MATERIAL SUPPLIED
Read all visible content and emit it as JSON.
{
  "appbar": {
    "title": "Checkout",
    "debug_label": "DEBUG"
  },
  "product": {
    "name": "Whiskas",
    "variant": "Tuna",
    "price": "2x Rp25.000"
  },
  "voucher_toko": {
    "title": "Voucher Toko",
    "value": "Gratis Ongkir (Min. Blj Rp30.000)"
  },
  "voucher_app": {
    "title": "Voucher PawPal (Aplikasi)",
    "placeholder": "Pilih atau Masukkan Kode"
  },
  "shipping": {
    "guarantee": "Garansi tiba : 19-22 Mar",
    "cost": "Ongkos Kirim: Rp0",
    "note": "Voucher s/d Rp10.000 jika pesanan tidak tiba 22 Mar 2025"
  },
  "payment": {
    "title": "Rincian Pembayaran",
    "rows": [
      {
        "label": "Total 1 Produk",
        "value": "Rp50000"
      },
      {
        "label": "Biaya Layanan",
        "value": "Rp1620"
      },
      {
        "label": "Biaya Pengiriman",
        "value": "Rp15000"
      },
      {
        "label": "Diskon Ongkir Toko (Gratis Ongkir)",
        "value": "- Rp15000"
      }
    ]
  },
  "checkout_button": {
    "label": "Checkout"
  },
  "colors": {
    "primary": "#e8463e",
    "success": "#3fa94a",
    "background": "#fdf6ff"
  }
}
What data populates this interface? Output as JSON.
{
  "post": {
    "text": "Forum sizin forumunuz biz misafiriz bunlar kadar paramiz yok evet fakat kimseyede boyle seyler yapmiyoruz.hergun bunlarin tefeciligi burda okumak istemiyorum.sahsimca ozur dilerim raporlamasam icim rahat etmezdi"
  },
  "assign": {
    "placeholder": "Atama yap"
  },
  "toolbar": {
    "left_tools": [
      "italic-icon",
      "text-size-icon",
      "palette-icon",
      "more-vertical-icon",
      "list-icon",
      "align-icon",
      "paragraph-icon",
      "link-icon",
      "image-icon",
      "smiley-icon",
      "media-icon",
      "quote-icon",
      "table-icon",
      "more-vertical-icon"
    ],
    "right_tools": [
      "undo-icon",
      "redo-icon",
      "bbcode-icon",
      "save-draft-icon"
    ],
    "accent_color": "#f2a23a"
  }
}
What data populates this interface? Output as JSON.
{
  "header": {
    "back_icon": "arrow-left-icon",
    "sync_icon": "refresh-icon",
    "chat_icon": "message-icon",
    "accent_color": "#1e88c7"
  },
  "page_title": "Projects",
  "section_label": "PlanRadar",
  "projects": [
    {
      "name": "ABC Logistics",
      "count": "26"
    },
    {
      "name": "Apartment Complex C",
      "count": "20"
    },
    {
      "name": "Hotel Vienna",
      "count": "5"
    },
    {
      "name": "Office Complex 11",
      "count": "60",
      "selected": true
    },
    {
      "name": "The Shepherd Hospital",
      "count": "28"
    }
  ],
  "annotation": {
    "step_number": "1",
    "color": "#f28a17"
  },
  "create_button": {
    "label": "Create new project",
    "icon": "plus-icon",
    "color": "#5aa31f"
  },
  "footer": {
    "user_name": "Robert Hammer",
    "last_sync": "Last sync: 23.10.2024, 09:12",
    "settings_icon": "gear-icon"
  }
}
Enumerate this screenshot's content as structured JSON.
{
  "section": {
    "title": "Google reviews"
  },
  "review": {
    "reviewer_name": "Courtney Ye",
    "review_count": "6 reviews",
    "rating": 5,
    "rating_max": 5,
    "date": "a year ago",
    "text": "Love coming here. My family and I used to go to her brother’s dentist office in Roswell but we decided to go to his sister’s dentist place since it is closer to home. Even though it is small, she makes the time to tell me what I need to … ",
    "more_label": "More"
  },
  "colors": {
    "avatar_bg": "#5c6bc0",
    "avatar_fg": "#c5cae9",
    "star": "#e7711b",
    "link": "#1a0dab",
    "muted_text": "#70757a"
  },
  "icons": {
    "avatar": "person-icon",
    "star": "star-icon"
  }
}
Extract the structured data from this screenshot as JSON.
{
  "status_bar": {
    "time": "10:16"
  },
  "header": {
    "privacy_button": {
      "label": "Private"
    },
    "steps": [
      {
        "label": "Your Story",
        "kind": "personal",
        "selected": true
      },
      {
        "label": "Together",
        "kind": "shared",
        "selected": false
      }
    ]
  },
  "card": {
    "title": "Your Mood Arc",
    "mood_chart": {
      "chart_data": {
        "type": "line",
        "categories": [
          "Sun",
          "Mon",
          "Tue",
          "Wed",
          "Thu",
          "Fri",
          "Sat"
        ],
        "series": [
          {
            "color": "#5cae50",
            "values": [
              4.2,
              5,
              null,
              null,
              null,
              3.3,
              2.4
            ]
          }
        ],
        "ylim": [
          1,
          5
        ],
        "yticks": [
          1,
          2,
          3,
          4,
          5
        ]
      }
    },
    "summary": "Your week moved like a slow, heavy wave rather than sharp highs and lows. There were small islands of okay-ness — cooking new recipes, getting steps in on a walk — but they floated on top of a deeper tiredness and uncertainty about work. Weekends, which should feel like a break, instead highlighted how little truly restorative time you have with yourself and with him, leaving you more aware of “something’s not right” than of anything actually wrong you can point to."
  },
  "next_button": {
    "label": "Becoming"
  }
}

WHAT THE EXERCISE ASKS
Return the listing above in full, character for character.

EXERCISE ANSWER
Read all visible content and emit it as JSON.
{
  "appbar": {
    "title": "Checkout",
    "debug_label": "DEBUG"
  },
  "product": {
    "name": "Whiskas",
    "variant": "Tuna",
    "price": "2x Rp25.000"
  },
  "voucher_toko": {
    "title": "Voucher Toko",
    "value": "Gratis Ongkir (Min. Blj Rp30.000)"
  },
  "voucher_app": {
    "title": "Voucher PawPal (Aplikasi)",
    "placeholder": "Pilih atau Masukkan Kode"
  },
  "shipping": {
    "guarantee": "Garansi tiba : 19-22 Mar",
    "cost": "Ongkos Kirim: Rp0",
    "note": "Voucher s/d Rp10.000 jika pesanan tidak tiba 22 Mar 2025"
  },
  "payment": {
    "title": "Rincian Pembayaran",
    "rows": [
      {
        "label": "Total 1 Produk",
        "value": "Rp50000"
      },
      {
        "label": "Biaya Layanan",
        "value": "Rp1620"
      },
      {
        "label": "Biaya Pengiriman",
        "value": "Rp15000"
      },
      {
        "label": "Diskon Ongkir Toko (Gratis Ongkir)",
        "value": "- Rp15000"
      }
    ]
  },
  "checkout_button": {
    "label": "Checkout"
  },
  "colors": {
    "primary": "#e8463e",
    "success": "#3fa94a",
    "background": "#fdf6ff"
  }
}
What data populates this interface? Output as JSON.
{
  "post": {
    "text": "Forum sizin forumunuz biz misafiriz bunlar kadar paramiz yok evet fakat kimseyede boyle seyler yapmiyoruz.hergun bunlarin tefeciligi burda okumak istemiyorum.sahsimca ozur dilerim raporlamasam icim rahat etmezdi"
  },
  "assign": {
    "placeholder": "Atama yap"
  },
  "toolbar": {
    "left_tools": [
      "italic-icon",
      "text-size-icon",
      "palette-icon",
      "more-vertical-icon",
      "list-icon",
      "align-icon",
      "paragraph-icon",
      "link-icon",
      "image-icon",
      "smiley-icon",
      "media-icon",
      "quote-icon",
      "table-icon",
      "more-vertical-icon"
    ],
    "right_tools": [
      "undo-icon",
      "redo-icon",
      "bbcode-icon",
      "save-draft-icon"
    ],
    "accent_color": "#f2a23a"
  }
}
What data populates this interface? Output as JSON.
{
  "header": {
    "back_icon": "arrow-left-icon",
    "sync_icon": "refresh-icon",
    "chat_icon": "message-icon",
    "accent_color": "#1e88c7"
  },
  "page_title": "Projects",
  "section_label": "PlanRadar",
  "projects": [
    {
      "name": "ABC Logistics",
      "count": "26"
    },
    {
      "name": "Apartment Complex C",
      "count": "20"
    },
    {
      "name": "Hotel Vienna",
      "count": "5"
    },
    {
      "name": "Office Complex 11",
      "count": "60",
      "selected": true
    },
    {
      "name": "The Shepherd Hospital",
      "count": "28"
    }
  ],
  "annotation": {
    "step_number": "1",
    "color": "#f28a17"
  },
  "create_button": {
    "label": "Create new project",
    "icon": "plus-icon",
    "color": "#5aa31f"
  },
  "footer": {
    "user_name": "Robert Hammer",
    "last_sync": "Last sync: 23.10.2024, 09:12",
    "settings_icon": "gear-icon"
  }
}
Enumerate this screenshot's content as structured JSON.
{
  "section": {
    "title": "Google reviews"
  },
  "review": {
    "reviewer_name": "Courtney Ye",
    "review_count": "6 reviews",
    "rating": 5,
    "rating_max": 5,
    "date": "a year ago",
    "text": "Love coming here. My family and I used to go to her brother’s dentist office in Roswell but we decided to go to his sister’s dentist place since it is closer to home. Even though it is small, she makes the time to tell me what I need to … ",
    "more_label": "More"
  },
  "colors": {
    "avatar_bg": "#5c6bc0",
    "avatar_fg": "#c5cae9",
    "star": "#e7711b",
    "link": "#1a0dab",
    "muted_text": "#70757a"
  },
  "icons": {
    "avatar": "person-icon",
    "star": "star-icon"
  }
}
Extract the structured data from this screenshot as JSON.
{
  "status_bar": {
    "time": "10:16"
  },
  "header": {
    "privacy_button": {
      "label": "Private"
    },
    "steps": [
      {
        "label": "Your Story",
        "kind": "personal",
        "selected": true
      },
      {
        "label": "Together",
        "kind": "shared",
        "selected": false
      }
    ]
  },
  "card": {
    "title": "Your Mood Arc",
    "mood_chart": {
      "chart_data": {
        "type": "line",
        "categories": [
          "Sun",
          "Mon",
          "Tue",
          "Wed",
          "Thu",
          "Fri",
          "Sat"
        ],
        "series": [
          {
            "color": "#5cae50",
            "values": [
              4.2,
              5,
              null,
              null,
              null,
              3.3,
              2.4
            ]
          }
        ],
        "ylim": [
          1,
          5
        ],
        "yticks": [
          1,
          2,
          3,
          4,
          5
        ]
      }
    },
    "summary": "Your week moved like a slow, heavy wave rather than sharp highs and lows. There were small islands of okay-ness — cooking new recipes, getting steps in on a walk — but they floated on top of a deeper tiredness and uncertainty about work. Weekends, which should feel like a break, instead highlighted how little truly restorative time you have with yourself and with him, leaving you more aware of “something’s not right” than of anything actually wrong you can point to."
  },
  "next_button": {
    "label": "Becoming"
  }
}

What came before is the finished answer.